= The exercise =
From the material below, list every line containing "start".

··········

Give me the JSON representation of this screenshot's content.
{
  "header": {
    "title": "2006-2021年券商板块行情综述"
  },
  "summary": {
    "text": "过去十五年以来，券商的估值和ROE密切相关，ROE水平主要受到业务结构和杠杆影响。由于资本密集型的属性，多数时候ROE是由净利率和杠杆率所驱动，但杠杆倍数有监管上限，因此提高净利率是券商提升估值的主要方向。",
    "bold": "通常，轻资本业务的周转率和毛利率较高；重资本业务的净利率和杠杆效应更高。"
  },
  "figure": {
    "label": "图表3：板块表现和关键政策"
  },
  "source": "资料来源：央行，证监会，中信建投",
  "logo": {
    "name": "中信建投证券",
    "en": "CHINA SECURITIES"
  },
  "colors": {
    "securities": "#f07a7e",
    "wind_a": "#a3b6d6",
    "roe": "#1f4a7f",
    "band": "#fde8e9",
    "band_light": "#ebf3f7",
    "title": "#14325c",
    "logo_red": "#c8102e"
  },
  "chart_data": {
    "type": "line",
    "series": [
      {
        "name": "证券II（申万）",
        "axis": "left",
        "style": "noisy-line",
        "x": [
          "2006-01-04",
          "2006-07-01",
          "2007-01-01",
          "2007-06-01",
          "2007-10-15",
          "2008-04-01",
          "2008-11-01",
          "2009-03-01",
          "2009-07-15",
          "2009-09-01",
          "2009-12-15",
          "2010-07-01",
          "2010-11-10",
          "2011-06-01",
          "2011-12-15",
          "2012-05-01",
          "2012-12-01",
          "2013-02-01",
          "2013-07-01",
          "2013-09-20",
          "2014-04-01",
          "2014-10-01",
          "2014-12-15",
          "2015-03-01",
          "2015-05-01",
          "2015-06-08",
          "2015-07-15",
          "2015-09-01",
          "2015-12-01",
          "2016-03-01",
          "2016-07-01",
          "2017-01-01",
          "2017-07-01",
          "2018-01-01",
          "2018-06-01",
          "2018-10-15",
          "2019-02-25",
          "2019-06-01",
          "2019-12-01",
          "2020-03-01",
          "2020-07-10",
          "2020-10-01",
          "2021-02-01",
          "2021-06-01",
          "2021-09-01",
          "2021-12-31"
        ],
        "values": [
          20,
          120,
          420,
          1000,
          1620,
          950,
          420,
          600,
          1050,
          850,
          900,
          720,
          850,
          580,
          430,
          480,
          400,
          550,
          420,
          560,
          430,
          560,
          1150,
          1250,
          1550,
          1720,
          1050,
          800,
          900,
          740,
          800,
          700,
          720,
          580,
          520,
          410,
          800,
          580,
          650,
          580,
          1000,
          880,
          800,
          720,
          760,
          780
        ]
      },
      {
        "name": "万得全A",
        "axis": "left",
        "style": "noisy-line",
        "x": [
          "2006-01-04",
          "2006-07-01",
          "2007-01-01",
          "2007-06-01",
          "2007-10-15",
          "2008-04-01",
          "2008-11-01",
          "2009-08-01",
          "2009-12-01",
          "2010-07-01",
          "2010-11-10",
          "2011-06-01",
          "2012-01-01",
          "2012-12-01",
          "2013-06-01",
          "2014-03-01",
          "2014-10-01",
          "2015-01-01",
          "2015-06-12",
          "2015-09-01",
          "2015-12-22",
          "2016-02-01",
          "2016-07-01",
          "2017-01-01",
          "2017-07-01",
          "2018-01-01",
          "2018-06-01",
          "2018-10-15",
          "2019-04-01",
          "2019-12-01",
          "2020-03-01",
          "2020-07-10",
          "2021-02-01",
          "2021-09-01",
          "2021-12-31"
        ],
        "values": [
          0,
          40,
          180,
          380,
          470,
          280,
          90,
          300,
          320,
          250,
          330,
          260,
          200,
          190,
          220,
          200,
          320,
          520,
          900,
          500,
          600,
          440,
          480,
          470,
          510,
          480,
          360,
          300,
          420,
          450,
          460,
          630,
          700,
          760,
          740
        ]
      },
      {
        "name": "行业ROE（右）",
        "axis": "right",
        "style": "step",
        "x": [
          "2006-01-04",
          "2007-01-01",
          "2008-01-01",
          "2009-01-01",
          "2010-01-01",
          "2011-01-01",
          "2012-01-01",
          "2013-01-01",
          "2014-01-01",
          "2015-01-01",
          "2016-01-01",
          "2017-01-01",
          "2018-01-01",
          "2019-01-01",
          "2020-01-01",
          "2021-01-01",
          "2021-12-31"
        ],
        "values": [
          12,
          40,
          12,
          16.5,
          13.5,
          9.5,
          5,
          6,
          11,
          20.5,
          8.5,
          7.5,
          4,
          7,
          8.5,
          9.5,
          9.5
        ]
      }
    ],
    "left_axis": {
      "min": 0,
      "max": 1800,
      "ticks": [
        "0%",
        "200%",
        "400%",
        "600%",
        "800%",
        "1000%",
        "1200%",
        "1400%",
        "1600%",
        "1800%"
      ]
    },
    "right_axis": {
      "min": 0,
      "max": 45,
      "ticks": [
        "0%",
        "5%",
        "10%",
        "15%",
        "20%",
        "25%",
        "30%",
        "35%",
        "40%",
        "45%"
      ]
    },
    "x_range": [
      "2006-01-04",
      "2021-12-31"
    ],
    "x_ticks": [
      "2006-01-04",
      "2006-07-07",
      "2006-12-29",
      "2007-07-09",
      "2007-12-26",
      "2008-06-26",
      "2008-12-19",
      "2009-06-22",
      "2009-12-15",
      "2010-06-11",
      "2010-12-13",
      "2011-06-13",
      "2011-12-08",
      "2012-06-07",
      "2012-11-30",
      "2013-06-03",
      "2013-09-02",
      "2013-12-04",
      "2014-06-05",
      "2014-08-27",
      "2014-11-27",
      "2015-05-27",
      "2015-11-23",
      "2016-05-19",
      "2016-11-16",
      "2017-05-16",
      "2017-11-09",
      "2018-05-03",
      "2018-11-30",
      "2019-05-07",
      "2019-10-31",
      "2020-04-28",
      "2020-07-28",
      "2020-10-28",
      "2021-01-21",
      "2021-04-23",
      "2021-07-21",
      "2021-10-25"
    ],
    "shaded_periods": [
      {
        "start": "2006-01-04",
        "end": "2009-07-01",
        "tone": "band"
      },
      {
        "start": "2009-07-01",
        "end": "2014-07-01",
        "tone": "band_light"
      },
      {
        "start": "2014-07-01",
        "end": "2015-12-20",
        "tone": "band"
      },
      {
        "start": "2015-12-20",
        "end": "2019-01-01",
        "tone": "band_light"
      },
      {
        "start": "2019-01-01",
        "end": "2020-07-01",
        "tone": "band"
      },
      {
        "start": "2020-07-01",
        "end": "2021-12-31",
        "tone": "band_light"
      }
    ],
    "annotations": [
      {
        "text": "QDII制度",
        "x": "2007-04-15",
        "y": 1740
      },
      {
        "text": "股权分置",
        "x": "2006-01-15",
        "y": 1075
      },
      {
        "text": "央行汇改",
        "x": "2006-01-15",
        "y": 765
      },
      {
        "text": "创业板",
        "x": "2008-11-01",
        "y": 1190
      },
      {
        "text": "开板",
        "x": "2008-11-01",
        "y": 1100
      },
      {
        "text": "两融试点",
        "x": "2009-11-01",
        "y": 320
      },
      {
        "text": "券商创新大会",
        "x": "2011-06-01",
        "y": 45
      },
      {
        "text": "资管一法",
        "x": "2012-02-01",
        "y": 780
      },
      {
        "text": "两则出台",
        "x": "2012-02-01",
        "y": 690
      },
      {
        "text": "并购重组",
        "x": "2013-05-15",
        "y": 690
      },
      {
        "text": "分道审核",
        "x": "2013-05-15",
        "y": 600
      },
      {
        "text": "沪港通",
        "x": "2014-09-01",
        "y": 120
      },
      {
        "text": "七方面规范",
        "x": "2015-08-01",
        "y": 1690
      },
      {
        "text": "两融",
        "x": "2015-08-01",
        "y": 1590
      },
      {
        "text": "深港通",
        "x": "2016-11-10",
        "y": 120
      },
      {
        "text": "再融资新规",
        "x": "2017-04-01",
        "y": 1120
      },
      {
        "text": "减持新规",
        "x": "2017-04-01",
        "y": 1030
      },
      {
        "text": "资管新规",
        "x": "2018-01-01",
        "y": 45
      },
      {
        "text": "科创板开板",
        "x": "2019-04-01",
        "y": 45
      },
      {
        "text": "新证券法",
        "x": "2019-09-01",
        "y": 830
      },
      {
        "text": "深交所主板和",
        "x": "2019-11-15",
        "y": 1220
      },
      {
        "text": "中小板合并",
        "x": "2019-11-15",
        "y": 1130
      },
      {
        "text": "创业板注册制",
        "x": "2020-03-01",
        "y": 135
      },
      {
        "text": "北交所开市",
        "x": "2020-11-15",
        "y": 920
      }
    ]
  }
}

··········

= Solution for this problem =
        "start": "2006-01-04",
        "start": "2009-07-01",
        "start": "2014-07-01",
        "start": "2015-12-20",
        "start": "2019-01-01",
        "start": "2020-07-01",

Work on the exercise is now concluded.